● **Job**
Find every line below that contains the string "chart", and copy each one in full. Case matters.
···
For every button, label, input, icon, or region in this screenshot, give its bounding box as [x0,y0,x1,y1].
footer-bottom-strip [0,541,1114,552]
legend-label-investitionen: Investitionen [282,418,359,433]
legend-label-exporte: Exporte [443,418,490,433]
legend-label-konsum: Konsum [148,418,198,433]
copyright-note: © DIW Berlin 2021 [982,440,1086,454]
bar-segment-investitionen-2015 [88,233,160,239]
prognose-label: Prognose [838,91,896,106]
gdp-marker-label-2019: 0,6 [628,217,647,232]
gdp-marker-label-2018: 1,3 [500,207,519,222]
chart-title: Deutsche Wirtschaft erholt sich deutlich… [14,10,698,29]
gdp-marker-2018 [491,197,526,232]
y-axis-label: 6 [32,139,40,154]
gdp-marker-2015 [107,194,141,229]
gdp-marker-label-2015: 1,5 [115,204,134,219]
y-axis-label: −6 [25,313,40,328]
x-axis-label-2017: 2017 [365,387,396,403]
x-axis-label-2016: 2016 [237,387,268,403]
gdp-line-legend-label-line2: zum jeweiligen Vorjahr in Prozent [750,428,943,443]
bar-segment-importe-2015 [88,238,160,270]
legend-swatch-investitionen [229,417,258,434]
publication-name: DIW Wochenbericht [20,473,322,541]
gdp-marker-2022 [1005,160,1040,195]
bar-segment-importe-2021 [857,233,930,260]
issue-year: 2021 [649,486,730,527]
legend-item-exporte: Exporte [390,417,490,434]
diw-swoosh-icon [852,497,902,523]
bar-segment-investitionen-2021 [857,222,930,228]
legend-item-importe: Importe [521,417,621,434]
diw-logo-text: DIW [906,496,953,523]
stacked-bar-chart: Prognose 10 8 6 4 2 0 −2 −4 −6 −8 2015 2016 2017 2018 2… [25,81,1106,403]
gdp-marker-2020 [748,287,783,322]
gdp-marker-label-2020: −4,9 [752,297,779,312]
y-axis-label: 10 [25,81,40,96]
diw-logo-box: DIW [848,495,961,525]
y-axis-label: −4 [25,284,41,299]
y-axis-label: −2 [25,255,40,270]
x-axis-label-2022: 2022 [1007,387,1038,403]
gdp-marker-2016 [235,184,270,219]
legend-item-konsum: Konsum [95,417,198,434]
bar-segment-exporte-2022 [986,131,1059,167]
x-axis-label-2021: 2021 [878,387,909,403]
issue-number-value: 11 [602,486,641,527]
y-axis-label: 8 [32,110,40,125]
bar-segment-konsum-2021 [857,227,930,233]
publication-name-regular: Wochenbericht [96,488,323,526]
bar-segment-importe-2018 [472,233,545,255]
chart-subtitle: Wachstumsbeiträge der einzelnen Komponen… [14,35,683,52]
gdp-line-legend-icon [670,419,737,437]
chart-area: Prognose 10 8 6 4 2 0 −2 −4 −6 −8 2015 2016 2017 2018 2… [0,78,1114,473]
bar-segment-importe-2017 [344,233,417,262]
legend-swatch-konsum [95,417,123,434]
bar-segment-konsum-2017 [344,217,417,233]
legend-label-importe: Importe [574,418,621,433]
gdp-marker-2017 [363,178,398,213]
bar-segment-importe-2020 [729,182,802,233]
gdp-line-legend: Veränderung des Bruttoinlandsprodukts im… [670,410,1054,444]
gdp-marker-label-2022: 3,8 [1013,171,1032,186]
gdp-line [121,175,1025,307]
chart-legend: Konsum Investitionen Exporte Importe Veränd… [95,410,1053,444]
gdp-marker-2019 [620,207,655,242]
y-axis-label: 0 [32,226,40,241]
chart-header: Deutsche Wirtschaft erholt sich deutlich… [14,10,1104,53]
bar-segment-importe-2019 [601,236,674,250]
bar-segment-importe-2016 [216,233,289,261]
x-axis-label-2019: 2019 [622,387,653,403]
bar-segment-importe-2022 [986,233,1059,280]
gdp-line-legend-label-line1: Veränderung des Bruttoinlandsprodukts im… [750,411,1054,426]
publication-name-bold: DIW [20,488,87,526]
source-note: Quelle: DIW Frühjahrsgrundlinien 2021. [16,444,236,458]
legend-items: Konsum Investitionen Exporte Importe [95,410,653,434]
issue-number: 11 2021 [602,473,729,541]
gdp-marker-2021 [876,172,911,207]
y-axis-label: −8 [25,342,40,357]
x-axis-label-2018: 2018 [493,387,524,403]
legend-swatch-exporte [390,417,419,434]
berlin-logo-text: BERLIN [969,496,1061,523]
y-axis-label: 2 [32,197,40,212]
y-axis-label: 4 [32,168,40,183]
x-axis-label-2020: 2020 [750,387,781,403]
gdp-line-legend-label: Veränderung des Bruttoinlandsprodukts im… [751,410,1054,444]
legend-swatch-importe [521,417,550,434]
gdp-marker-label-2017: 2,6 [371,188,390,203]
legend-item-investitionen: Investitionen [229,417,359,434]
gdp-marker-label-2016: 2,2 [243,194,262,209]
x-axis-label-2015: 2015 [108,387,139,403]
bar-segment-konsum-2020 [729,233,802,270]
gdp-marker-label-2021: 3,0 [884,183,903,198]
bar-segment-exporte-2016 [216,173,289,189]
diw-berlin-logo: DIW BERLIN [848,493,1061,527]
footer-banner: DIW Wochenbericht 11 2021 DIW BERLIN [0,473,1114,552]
···
● **Exercise answer**
chart-title: Deutsche Wirtschaft erholt sich deutlich… [14,10,698,29]
stacked-bar-chart: Prognose 10 8 6 4 2 0 −2 −4 −6 −8 2015 2016 2017 2018 2… [25,81,1106,403]
chart-subtitle: Wachstumsbeiträge der einzelnen Komponen… [14,35,683,52]
chart-area: Prognose 10 8 6 4 2 0 −2 −4 −6 −8 2015 2016 2017 2018 2… [0,78,1114,473]
chart-legend: Konsum Investitionen Exporte Importe Veränd… [95,410,1053,444]
chart-header: Deutsche Wirtschaft erholt sich deutlich… [14,10,1104,53]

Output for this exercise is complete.